今日も複業メディア「ウィズパラ」で取り扱ったテーマ「案件の制作をすべてアウトソースでまわすのはアリかナシか」について話してきます。
(元記事:https://wizpara.com/2373/

最近、超少子高齢化をはじめ日本の行末は実に暗いという様々なデータをつきつけられ、暗い気持ちになってきている人が多いのではないでしょうか。

そこに来てコロナショック・・・3年経った今もぜんぜん収束とはいえない国内の状況に辟易している人も多いでしょう・・・しかも戦争って・・・。
まさに何が起こるかわからない時代・・・じぶんの身はじぶんで守るしかないと一念発起して独立しフリーランスになる人が増えているそうです。

フリーランスと言っても、さまざまなビジネスモデルで収益を立てている人がいます。

自分は過去の記事でスキルはもちろん重要だが、稼ぐのに一番大事なのは「営業力」だと力説してきました。

過去の記事も参考にしてみてください。
「フリーランスは新規のクライアント獲得より既存のクライアントへの営業が大切な理由」
https://wizpara.com/2368/

営業力を存分に発揮し仕事さえ獲ってしまえば、自分自身で制作を行えなくても、外注・アウトソースで回せば良いからです。(なんなら営業代行など仕事の獲得事態アウトソースできてしまう時代です)

しかし、このアウトソース、安易に手を出すのは実はかなり危険・・落とし穴満載なんです。

賢くアウトソースを利用するには、そのための知識やスキル、才覚・適性が必要なんです。

じぶんもフリーランスとして独立した14年前、当時まだ珍しかったWeb系フリーランスを頼って、ありがたいことに多くの依頼が舞い込み、じぶんはいつしか断わるのはもったいないから、制作作業をすべてアウトソースで回せば、制作に労力をかけずお金を稼げるじゃんという方向にシフトした時期があります。

結果は・・・・・・みなさんの想像通り、無惨な結果に陥る結果となりました。

獲得した案件を安易にアウトソースで回し散々な結果に・・・


当時の自分は50万円で受注した案件を、25万円で発注できれば、何のリスクも労力もなく、25万円の利益が出ると単純に考えていました。

何のリスクも労力も無いのであれば、仕事は獲れば獲るだけ利益が青天井に上がる・・・そう考えていたわけです。

クライアントと外注の連絡を転送するだけ・・・悪魔の伝言ゲーム

元請けである自分は初回打ち合わせにて案件を獲得した後は、その後のクライアントからの指示・諸連絡を下請けの外注先に転送するだけ・・・

自分の業務はそれだけで済むと思っていたんです。

今思えば、何やってんだかという感じです。

クライアントから指示や諸連絡の内容をかみ砕いてチェック・整理し、おかしい内容があれば、外注先に回すことなく元請けである自分が対処すべきなのですが・・・。

当時はその必要不可欠な手間を端折り、案件が徐々に炎上していったのを苦々しく思い出します。

工程管理は元請けの仕事であり、クライアントと外注先との橋渡しも結構大変なのです。

外注先が想定通りに対応してくれない

クライアントから案件を直受けし、自分自身が制作する場合と、制作を外注先にまるまるアウトソースするケースでは、後者の方が圧倒的に不安定で想定外の事案が生じやすくリスクが大きいです。

データ行:
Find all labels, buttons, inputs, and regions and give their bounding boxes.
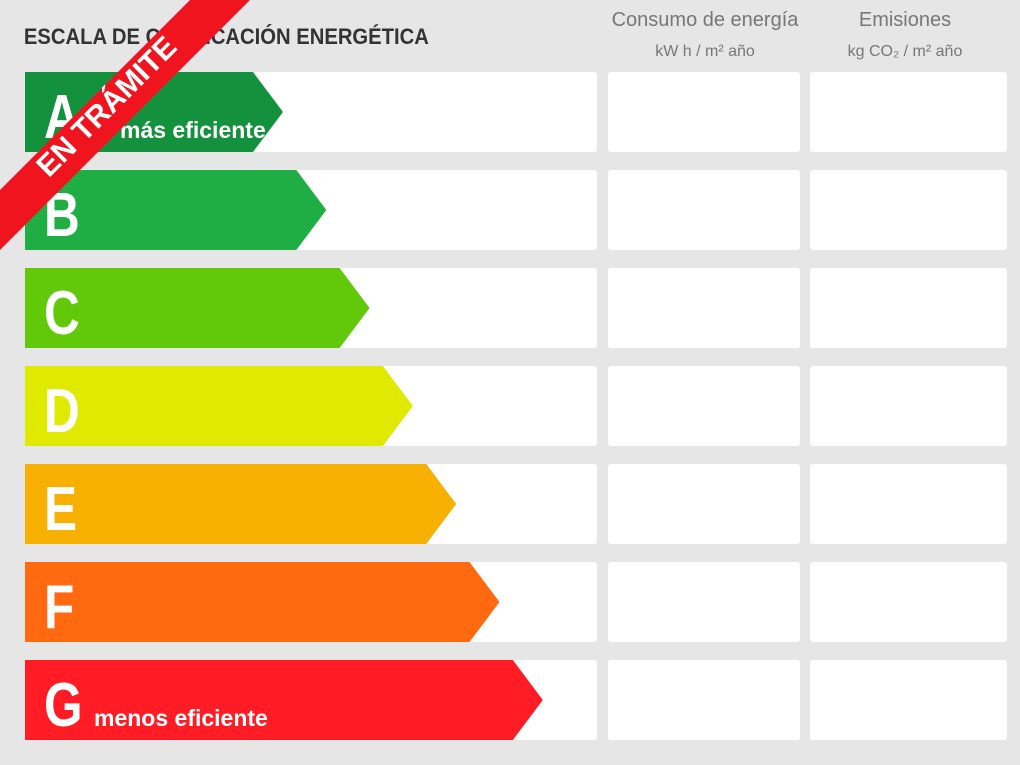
value-cell [608, 170, 800, 250]
title: ESCALA DE CALIFICACIÓN ENERGÉTICA [24, 24, 429, 49]
column-title: Emisiones [859, 9, 951, 31]
value-cell [810, 562, 1007, 642]
value-cell [608, 464, 800, 544]
class-arrow [25, 268, 370, 348]
class-arrow [25, 562, 500, 642]
value-cell [608, 562, 800, 642]
column-unit: kW h / m² año [655, 43, 755, 60]
class-arrow [25, 366, 413, 446]
class-letter-group: D [44, 376, 80, 446]
value-cell [608, 366, 800, 446]
class-letter: F [44, 572, 74, 642]
class-letter-group: F [44, 572, 74, 642]
class-letter-group: C [44, 278, 80, 348]
value-cell [810, 366, 1007, 446]
value-cell [810, 72, 1007, 152]
class-letter-group: E [44, 474, 77, 544]
class-letter-group: G [44, 670, 83, 740]
class-letter: G [44, 670, 83, 740]
column-unit: kg CO₂ / m² año [848, 43, 963, 60]
value-cell [810, 464, 1007, 544]
value-cell [810, 170, 1007, 250]
class-arrow [25, 170, 327, 250]
value-cell [608, 268, 800, 348]
class-letter: D [44, 376, 80, 446]
column-title: Consumo de energía [612, 9, 800, 31]
stamp-ribbon [0, 0, 250, 250]
class-note: menos eficiente [94, 705, 268, 731]
value-cell [810, 268, 1007, 348]
class-arrow [25, 464, 457, 544]
value-cell [608, 660, 800, 740]
class-arrow [25, 660, 543, 740]
class-letter: C [44, 278, 80, 348]
value-cell [810, 660, 1007, 740]
class-letter: E [44, 474, 77, 544]
value-cell [608, 72, 800, 152]
class-note: más eficiente [120, 117, 266, 143]
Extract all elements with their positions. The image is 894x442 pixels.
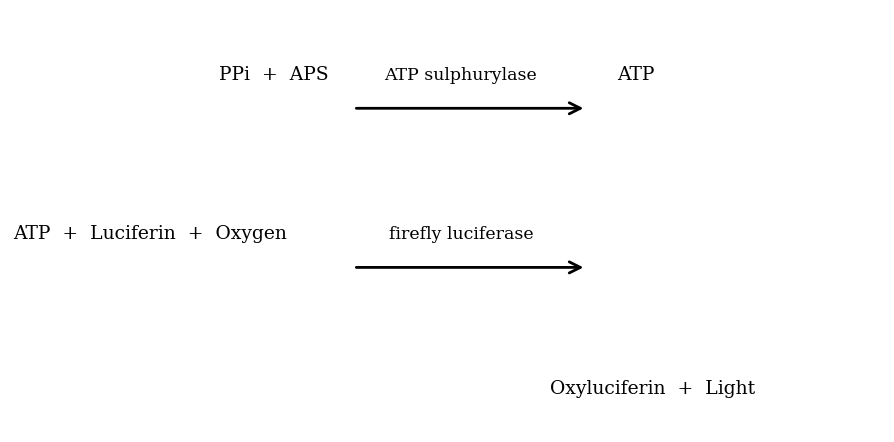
- Text: firefly luciferase: firefly luciferase: [388, 226, 533, 243]
- Text: ATP: ATP: [617, 66, 654, 84]
- Text: ATP  +  Luciferin  +  Oxygen: ATP + Luciferin + Oxygen: [13, 225, 287, 243]
- Text: ATP sulphurylase: ATP sulphurylase: [384, 67, 536, 84]
- Text: PPi  +  APS: PPi + APS: [219, 66, 328, 84]
- Text: Oxyluciferin  +  Light: Oxyluciferin + Light: [550, 380, 755, 398]
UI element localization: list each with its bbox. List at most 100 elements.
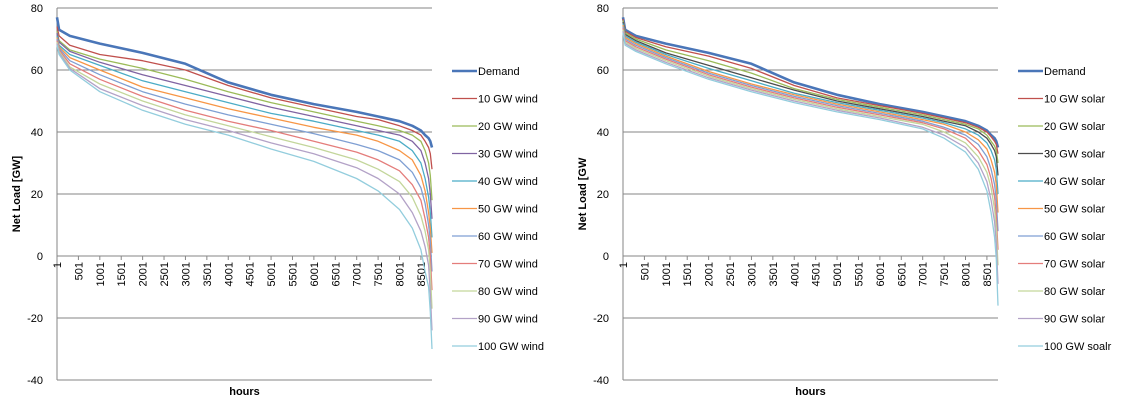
legend-label: 20 GW solar [1044, 121, 1105, 133]
legend-label: 40 GW wind [478, 176, 538, 188]
y-tick-label: 0 [37, 251, 43, 263]
series-line-70-gw-wind [56, 40, 433, 291]
x-tick-label: 8001 [395, 262, 407, 286]
y-tick-label: 60 [31, 65, 43, 77]
series-line-50-gw-solar [622, 24, 999, 213]
legend-label: 20 GW wind [478, 121, 538, 133]
legend-label: 50 GW solar [1044, 204, 1105, 216]
series-line-80-gw-wind [56, 41, 433, 309]
legend-label: 80 GW wind [478, 286, 538, 298]
legend-label: 90 GW solar [1044, 314, 1105, 326]
legend-label: 50 GW wind [478, 204, 538, 216]
x-tick-label: 5001 [832, 262, 844, 286]
legend-label: 40 GW solar [1044, 176, 1105, 188]
x-tick-label: 501 [639, 262, 651, 280]
series-line-20-gw-wind [56, 31, 433, 201]
x-tick-label: 5501 [287, 262, 299, 286]
x-tick-label: 6001 [309, 262, 321, 286]
series-line-100-gw-wind [56, 45, 433, 350]
series-line-90-gw-solar [622, 31, 999, 284]
legend-label: Demand [478, 66, 520, 78]
x-tick-label: 7501 [373, 262, 385, 286]
x-tick-label: 7501 [939, 262, 951, 286]
y-tick-label: 80 [31, 3, 43, 15]
series-line-80-gw-solar [622, 29, 999, 266]
legend-label: 100 GW wind [478, 341, 544, 353]
legend-label: 70 GW solar [1044, 259, 1105, 271]
x-tick-label: 7001 [918, 262, 930, 286]
legend-label: 60 GW wind [478, 231, 538, 243]
legend-label: 30 GW solar [1044, 149, 1105, 161]
y-tick-label: 0 [603, 251, 609, 263]
series-line-30-gw-solar [622, 21, 999, 176]
legend-label: 90 GW wind [478, 314, 538, 326]
x-tick-label: 1 [52, 262, 64, 268]
y-tick-label: -20 [27, 313, 43, 325]
x-tick-label: 4001 [789, 262, 801, 286]
legend-label: 60 GW solar [1044, 231, 1105, 243]
series-line-demand [621, 17, 1000, 148]
x-tick-label: 3001 [746, 262, 758, 286]
x-tick-label: 2501 [725, 262, 737, 286]
series-line-60-gw-solar [622, 26, 999, 232]
x-tick-label: 1501 [682, 262, 694, 286]
y-tick-label: -20 [593, 313, 609, 325]
y-tick-label: -40 [27, 375, 43, 387]
y-tick-label: 40 [31, 127, 43, 139]
series-line-60-gw-wind [56, 38, 433, 272]
series-line-40-gw-wind [56, 35, 433, 238]
series-line-20-gw-solar [622, 20, 999, 164]
x-axis-title: hours [795, 386, 826, 398]
x-tick-label: 4501 [245, 262, 257, 286]
x-tick-label: 501 [73, 262, 85, 280]
x-axis-title: hours [229, 386, 260, 398]
y-axis-title: Net Load [GW] [11, 155, 23, 232]
x-tick-label: 4001 [223, 262, 235, 286]
x-tick-label: 4501 [811, 262, 823, 286]
x-tick-label: 3501 [768, 262, 780, 286]
legend-label: 10 GW solar [1044, 94, 1105, 106]
legend-label: 70 GW wind [478, 259, 538, 271]
legend-label: 10 GW wind [478, 94, 538, 106]
y-axis-title: Net Load [GW [577, 157, 589, 230]
x-tick-label: 1001 [95, 262, 107, 286]
y-tick-label: 20 [597, 189, 609, 201]
x-tick-label: 6501 [896, 262, 908, 286]
x-tick-label: 6001 [875, 262, 887, 286]
x-tick-label: 7001 [352, 262, 364, 286]
series-line-70-gw-solar [622, 28, 999, 250]
x-tick-label: 8501 [982, 262, 994, 286]
series-line-100-gw-soalr [622, 32, 999, 306]
x-tick-label: 5001 [266, 262, 278, 286]
x-tick-label: 1 [618, 262, 630, 268]
y-tick-label: 40 [597, 127, 609, 139]
legend-label: 100 GW soalr [1044, 341, 1112, 353]
x-tick-label: 2501 [159, 262, 171, 286]
x-tick-label: 2001 [138, 262, 150, 286]
series-line-10-gw-solar [622, 18, 999, 154]
legend-label: 30 GW wind [478, 149, 538, 161]
y-tick-label: 60 [597, 65, 609, 77]
x-tick-label: 6501 [330, 262, 342, 286]
x-tick-label: 1501 [116, 262, 128, 286]
series-line-10-gw-wind [56, 26, 433, 170]
x-tick-label: 1001 [661, 262, 673, 286]
series-line-50-gw-wind [56, 37, 433, 253]
x-tick-label: 3501 [202, 262, 214, 286]
y-tick-label: -40 [593, 375, 609, 387]
legend-label: 80 GW solar [1044, 286, 1105, 298]
x-tick-label: 3001 [180, 262, 192, 286]
y-tick-label: 20 [31, 189, 43, 201]
legend-label: Demand [1044, 66, 1086, 78]
series-line-30-gw-wind [56, 32, 433, 219]
x-tick-label: 5501 [853, 262, 865, 286]
series-line-90-gw-wind [56, 43, 433, 331]
x-tick-label: 8001 [961, 262, 973, 286]
series-line-demand [55, 17, 434, 148]
series-line-40-gw-solar [622, 23, 999, 195]
y-tick-label: 80 [597, 3, 609, 15]
x-tick-label: 2001 [704, 262, 716, 286]
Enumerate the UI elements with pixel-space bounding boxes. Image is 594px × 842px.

課題文 A:
アウトソースについての文章で、アウトソースを賢く利用するために必要だとされているものを全部挙げて。
課題文 B:
アウトソースについての文章の筆者がフリーランスとして独立したのは何年前?
課題文 C:
アウトソースについての文章のうち、「しかし、このアウトソース、安」から「井に上がる・・・そう考えていたわけです。」までをそのまま書き写して。

出力 A:
知識、スキル、才覚、適性

出力 B:
14年前。

出力 C:
しかし、このアウトソース、安易に手を出すのは実はかなり危険・・落とし穴満載なんです。

賢くアウトソースを利用するには、そのための知識やスキル、才覚・適性が必要なんです。

じぶんもフリーランスとして独立した14年前、当時まだ珍しかったWeb系フリーランスを頼って、ありがたいことに多くの依頼が舞い込み、じぶんはいつしか断わるのはもったいないから、制作作業をすべてアウトソースで回せば、制作に労力をかけずお金を稼げるじゃんという方向にシフトした時期があります。

結果は・・・・・・みなさんの想像通り、無惨な結果に陥る結果となりました。

獲得した案件を安易にアウトソースで回し散々な結果に・・・


当時の自分は50万円で受注した案件を、25万円で発注できれば、何のリスクも労力もなく、25万円の利益が出ると単純に考えていました。

何のリスクも労力も無いのであれば、仕事は獲れば獲るだけ利益が青天井に上がる・・・そう考えていたわけです。